Required task: Count every line of the listing where the string "text" occurs, and reply with the count alone.

[Data items]

○ ○ ○ ○ ○

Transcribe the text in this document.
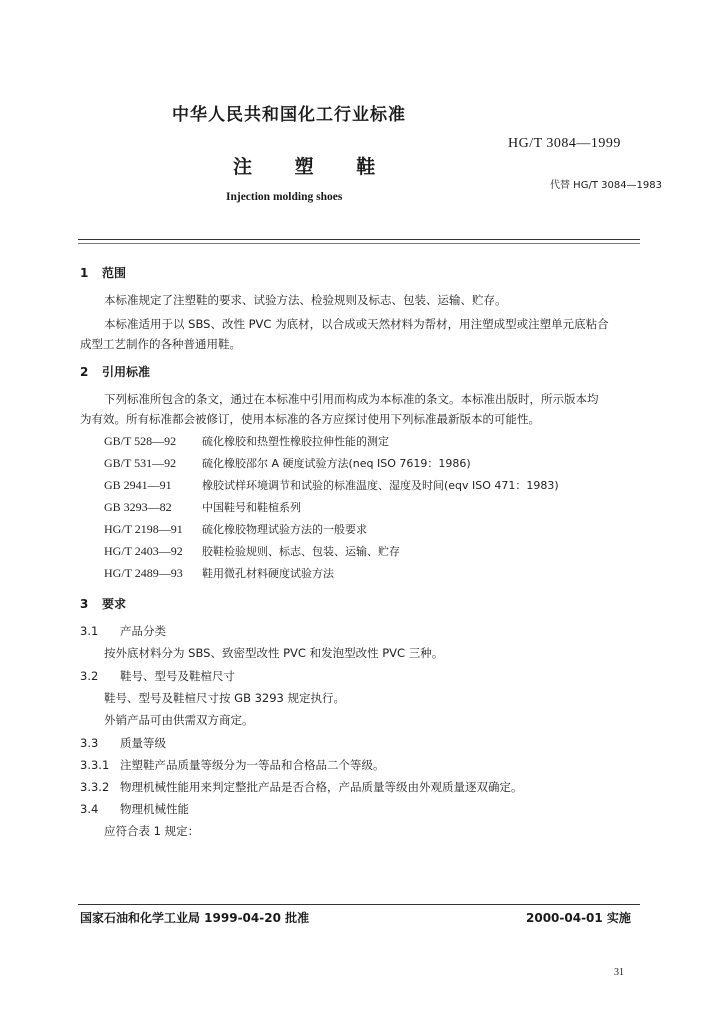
中华人民共和国化工行业标准
HG/T 3084—1999
注 塑 鞋
代替 HG/T 3084—1983
Injection molding shoes
1 范围
本标准规定了注塑鞋的要求、试验方法、检验规则及标志、包装、运输、贮存。
本标准适用于以 SBS、改性 PVC 为底材，以合成或天然材料为帮材，用注塑成型或注塑单元底粘合
成型工艺制作的各种普通用鞋。
2 引用标准
下列标准所包含的条文，通过在本标准中引用而构成为本标准的条文。本标准出版时，所示版本均
为有效。所有标准都会被修订，使用本标准的各方应探讨使用下列标准最新版本的可能性。
GB/T 528—92 硫化橡胶和热塑性橡胶拉伸性能的测定
GB/T 531—92 硫化橡胶邵尔 A 硬度试验方法(neq ISO 7619：1986)
GB 2941—91	橡胶试样环境调节和试验的标准温度、湿度及时间(eqv ISO 471：1983)
GB 3293—82	中国鞋号和鞋楦系列
HG/T 2198—91 硫化橡胶物理试验方法的一般要求
HG/T 2403—92 胶鞋检验规则、标志、包装、运输、贮存
HG/T 2489—93 鞋用微孔材料硬度试验方法
3 要求
3.1 产品分类
按外底材料分为 SBS、致密型改性 PVC 和发泡型改性 PVC 三种。
3.2 鞋号、型号及鞋楦尺寸
鞋号、型号及鞋楦尺寸按 GB 3293 规定执行。
外销产品可由供需双方商定。
3.3 质量等级
3.3.1 注塑鞋产品质量等级分为一等品和合格品二个等级。
3.3.2 物理机械性能用来判定整批产品是否合格，产品质量等级由外观质量逐双确定。
3.4 物理机械性能
应符合表 1 规定：
国家石油和化学工业局 1999-04-20 批准	2000-04-01 实施
31
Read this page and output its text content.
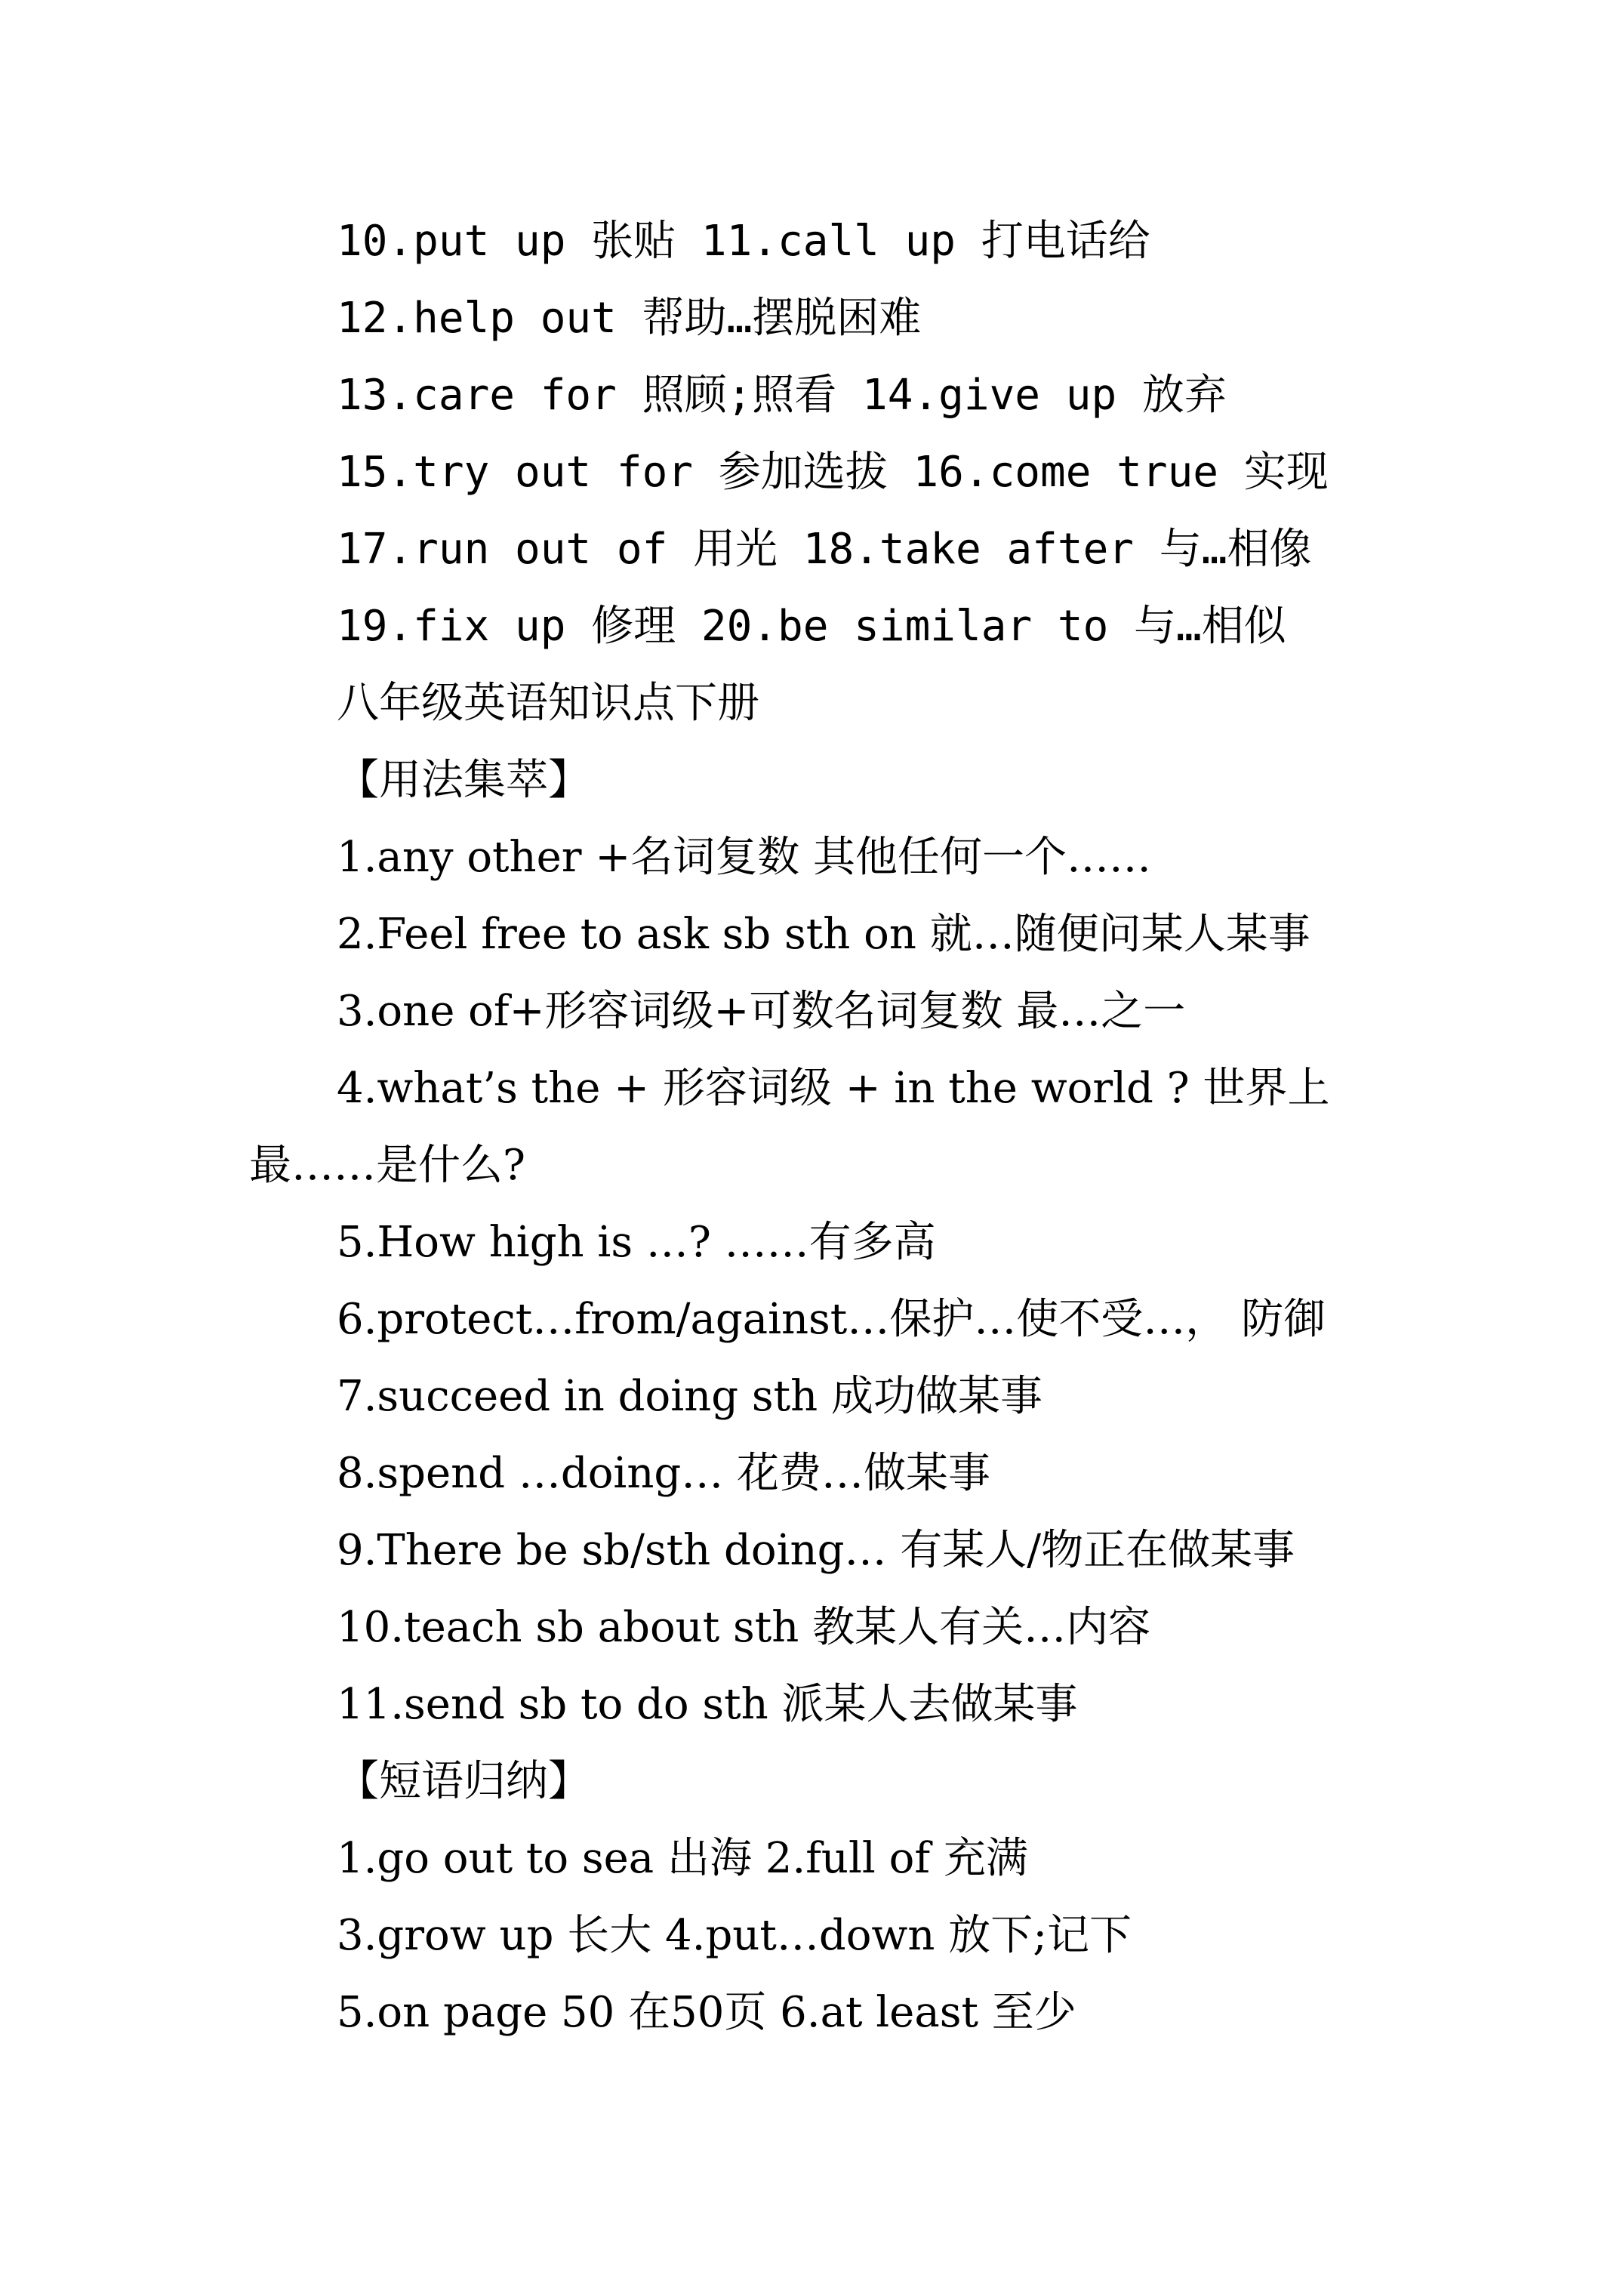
10.put up 张贴 11.call up 打电话给
12.help out 帮助…摆脱困难
13.care for 照顾;照看 14.give up 放弃
15.try out for 参加选拔 16.come true 实现
17.run out of 用光 18.take after 与…相像
19.fix up 修理 20.be similar to 与…相似
八年级英语知识点下册
【用法集萃】
1.any other +名词复数 其他任何一个……
2.Feel free to ask sb sth on 就…随便问某人某事
3.one of+形容词级+可数名词复数 最…之一
4.what’s the + 形容词级 + in the world ? 世界上
最……是什么?
5.How high is …? ……有多高
6.protect…from/against…保护…使不受…， 防御
7.succeed in doing sth 成功做某事
8.spend …doing… 花费…做某事
9.There be sb/sth doing… 有某人/物正在做某事
10.teach sb about sth 教某人有关…内容
11.send sb to do sth 派某人去做某事
【短语归纳】
1.go out to sea 出海 2.full of 充满
3.grow up 长大 4.put…down 放下;记下
5.on page 50 在50页 6.at least 至少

○ ○ ○ ○ ○

Complete response: 2